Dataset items

··········

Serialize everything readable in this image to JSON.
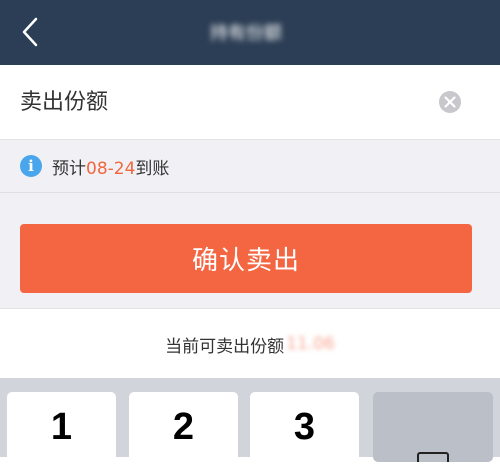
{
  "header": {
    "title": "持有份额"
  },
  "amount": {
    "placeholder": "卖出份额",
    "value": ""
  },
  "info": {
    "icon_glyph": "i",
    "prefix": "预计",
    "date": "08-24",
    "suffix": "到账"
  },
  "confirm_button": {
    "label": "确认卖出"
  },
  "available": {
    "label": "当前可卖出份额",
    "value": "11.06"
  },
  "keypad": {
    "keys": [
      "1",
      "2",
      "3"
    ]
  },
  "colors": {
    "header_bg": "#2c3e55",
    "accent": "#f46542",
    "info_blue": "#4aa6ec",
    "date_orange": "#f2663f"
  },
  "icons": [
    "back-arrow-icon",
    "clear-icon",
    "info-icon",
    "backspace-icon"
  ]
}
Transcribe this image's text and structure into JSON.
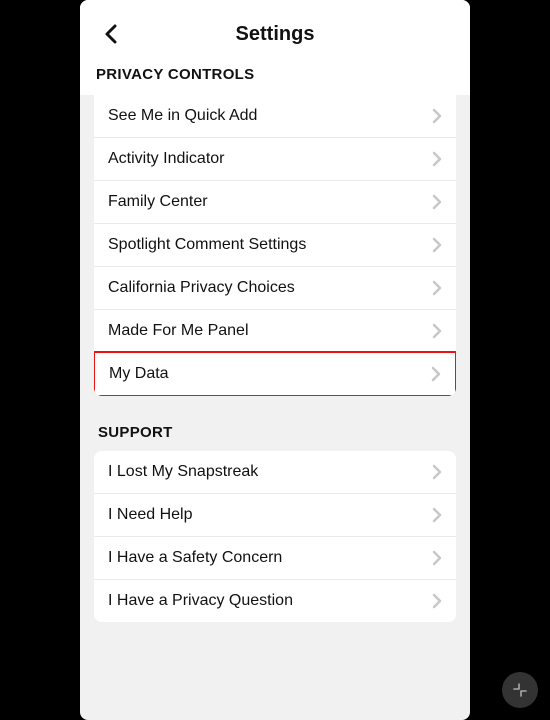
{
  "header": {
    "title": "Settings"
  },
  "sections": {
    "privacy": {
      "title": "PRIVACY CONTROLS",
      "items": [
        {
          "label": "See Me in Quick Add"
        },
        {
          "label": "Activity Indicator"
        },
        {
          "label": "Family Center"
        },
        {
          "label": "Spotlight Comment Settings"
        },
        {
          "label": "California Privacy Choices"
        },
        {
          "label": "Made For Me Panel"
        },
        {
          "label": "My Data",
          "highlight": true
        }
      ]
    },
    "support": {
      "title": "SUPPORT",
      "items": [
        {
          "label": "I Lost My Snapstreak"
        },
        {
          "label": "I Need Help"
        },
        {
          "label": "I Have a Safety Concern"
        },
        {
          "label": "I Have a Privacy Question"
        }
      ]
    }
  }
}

··········

_Your instructions_
Leave the pictures out, and reproduce only the lines from the line holding "Transcribe this image's" through the last line of the material, both included.

_Final result_
Transcribe this image's text and structure into JSON.
{
  "header": {
    "title": "Settings"
  },
  "sections": {
    "privacy": {
      "title": "PRIVACY CONTROLS",
      "items": [
        {
          "label": "See Me in Quick Add"
        },
        {
          "label": "Activity Indicator"
        },
        {
          "label": "Family Center"
        },
        {
          "label": "Spotlight Comment Settings"
        },
        {
          "label": "California Privacy Choices"
        },
        {
          "label": "Made For Me Panel"
        },
        {
          "label": "My Data",
          "highlight": true
        }
      ]
    },
    "support": {
      "title": "SUPPORT",
      "items": [
        {
          "label": "I Lost My Snapstreak"
        },
        {
          "label": "I Need Help"
        },
        {
          "label": "I Have a Safety Concern"
        },
        {
          "label": "I Have a Privacy Question"
        }
      ]
    }
  }
}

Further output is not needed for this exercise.